The request:
How many lines of the data include the string "backpack"? State the number and nothing else.

Records for this exercise:
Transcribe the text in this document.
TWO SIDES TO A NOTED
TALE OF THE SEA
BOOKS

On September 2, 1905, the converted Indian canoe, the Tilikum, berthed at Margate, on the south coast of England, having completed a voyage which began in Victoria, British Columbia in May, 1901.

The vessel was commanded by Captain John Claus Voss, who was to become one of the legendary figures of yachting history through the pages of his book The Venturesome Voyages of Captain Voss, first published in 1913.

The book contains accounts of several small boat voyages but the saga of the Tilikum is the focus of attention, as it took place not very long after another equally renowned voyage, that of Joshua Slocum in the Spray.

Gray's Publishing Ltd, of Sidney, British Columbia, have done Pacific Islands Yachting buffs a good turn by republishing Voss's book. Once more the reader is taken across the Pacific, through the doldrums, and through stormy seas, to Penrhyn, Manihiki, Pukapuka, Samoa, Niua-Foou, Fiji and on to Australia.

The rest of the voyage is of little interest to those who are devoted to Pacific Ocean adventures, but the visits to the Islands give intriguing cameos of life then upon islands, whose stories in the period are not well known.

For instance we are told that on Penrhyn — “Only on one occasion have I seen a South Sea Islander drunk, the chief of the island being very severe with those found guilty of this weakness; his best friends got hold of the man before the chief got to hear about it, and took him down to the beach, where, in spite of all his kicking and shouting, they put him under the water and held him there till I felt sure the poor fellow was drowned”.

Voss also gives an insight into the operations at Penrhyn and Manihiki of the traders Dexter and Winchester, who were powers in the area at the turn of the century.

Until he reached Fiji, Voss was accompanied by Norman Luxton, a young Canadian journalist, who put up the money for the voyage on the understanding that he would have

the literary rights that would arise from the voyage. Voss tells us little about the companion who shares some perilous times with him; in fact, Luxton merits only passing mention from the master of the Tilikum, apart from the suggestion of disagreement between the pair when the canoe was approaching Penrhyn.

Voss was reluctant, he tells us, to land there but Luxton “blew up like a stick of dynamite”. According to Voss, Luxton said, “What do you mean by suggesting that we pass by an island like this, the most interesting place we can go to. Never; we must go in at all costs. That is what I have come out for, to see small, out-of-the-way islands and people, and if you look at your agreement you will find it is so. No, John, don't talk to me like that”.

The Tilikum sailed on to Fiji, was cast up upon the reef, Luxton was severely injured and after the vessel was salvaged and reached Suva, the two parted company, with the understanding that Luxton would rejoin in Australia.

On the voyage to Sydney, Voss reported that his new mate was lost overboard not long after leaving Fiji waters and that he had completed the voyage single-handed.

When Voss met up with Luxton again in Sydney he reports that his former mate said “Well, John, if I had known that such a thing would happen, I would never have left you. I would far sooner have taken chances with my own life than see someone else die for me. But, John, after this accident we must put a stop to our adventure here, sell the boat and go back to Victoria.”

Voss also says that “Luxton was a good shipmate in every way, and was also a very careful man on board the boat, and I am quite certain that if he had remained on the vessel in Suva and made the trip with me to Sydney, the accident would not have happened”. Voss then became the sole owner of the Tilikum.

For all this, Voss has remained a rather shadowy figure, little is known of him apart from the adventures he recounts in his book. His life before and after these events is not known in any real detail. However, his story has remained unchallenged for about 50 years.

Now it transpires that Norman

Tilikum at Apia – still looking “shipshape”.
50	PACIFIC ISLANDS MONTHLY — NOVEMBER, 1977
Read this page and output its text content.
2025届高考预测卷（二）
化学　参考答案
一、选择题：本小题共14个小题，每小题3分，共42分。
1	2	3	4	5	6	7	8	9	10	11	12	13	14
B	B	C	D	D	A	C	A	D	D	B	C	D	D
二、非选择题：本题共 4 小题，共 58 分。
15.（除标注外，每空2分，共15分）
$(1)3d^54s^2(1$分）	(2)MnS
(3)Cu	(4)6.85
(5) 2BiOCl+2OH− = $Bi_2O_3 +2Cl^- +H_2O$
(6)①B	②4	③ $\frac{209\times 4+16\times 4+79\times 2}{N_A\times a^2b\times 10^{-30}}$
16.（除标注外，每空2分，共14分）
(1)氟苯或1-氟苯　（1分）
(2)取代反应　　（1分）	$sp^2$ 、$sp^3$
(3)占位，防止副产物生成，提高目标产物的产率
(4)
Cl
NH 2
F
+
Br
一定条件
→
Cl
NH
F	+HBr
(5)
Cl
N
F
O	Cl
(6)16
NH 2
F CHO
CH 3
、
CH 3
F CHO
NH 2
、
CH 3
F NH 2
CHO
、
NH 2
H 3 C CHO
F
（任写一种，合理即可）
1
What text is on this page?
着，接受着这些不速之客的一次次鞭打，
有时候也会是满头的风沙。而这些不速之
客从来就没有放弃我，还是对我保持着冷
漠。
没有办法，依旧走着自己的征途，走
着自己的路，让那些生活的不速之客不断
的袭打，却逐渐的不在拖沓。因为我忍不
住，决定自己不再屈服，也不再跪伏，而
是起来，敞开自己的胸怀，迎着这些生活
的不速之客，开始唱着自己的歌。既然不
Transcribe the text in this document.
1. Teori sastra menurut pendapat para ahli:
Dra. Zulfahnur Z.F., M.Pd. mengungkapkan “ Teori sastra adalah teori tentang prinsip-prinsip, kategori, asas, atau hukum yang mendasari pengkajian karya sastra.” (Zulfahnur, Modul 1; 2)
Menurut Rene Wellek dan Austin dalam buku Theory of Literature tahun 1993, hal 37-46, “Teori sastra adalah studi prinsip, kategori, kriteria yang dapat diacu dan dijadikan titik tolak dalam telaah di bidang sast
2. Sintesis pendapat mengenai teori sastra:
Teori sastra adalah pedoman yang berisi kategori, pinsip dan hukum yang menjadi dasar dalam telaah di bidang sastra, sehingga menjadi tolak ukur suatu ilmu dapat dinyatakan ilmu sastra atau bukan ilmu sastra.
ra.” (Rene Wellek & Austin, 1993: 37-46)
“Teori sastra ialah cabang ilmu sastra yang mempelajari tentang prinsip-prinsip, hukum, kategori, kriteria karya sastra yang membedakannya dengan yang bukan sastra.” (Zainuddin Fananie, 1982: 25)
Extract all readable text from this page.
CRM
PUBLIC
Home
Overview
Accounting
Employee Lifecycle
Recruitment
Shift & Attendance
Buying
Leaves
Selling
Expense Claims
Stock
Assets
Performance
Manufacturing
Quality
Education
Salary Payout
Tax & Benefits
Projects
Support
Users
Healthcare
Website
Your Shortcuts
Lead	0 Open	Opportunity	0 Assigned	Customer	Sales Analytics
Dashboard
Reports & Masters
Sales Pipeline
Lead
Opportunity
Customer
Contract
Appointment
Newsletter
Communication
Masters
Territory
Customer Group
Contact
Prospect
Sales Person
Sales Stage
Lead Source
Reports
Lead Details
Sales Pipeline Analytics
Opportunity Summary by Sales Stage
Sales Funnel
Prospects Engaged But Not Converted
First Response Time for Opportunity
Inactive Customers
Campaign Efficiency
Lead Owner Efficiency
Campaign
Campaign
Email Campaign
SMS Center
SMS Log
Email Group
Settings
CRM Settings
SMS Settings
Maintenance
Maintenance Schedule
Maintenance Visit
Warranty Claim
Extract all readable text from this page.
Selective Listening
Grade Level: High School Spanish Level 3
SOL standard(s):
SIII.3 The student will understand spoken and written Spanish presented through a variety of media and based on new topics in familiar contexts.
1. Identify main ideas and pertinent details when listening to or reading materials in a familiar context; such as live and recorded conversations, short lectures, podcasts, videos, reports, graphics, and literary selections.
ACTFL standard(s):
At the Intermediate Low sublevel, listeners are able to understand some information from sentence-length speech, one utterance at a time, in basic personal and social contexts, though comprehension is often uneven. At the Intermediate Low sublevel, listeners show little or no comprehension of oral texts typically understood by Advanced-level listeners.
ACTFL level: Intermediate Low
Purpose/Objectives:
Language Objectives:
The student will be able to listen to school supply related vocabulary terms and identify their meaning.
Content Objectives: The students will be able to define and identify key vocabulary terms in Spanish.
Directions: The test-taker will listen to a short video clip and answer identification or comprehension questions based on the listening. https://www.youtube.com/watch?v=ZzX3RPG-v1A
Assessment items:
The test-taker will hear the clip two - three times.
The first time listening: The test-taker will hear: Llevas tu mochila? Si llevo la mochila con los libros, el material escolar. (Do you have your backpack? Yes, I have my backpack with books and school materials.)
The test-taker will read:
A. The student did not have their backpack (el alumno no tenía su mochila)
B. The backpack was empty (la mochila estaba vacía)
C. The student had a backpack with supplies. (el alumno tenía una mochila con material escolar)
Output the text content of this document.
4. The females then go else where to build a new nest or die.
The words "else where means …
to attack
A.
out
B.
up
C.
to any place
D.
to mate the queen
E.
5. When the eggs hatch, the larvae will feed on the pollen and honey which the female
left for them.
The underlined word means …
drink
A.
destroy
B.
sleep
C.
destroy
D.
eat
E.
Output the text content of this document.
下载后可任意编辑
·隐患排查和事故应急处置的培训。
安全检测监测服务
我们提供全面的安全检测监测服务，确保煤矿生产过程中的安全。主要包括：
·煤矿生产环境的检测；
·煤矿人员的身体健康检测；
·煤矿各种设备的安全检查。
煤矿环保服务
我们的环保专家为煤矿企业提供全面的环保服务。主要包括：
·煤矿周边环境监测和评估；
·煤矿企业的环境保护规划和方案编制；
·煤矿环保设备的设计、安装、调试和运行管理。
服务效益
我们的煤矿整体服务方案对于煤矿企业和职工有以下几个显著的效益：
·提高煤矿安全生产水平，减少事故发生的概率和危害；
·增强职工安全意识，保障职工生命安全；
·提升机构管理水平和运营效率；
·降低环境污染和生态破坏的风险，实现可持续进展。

Finished answer:
4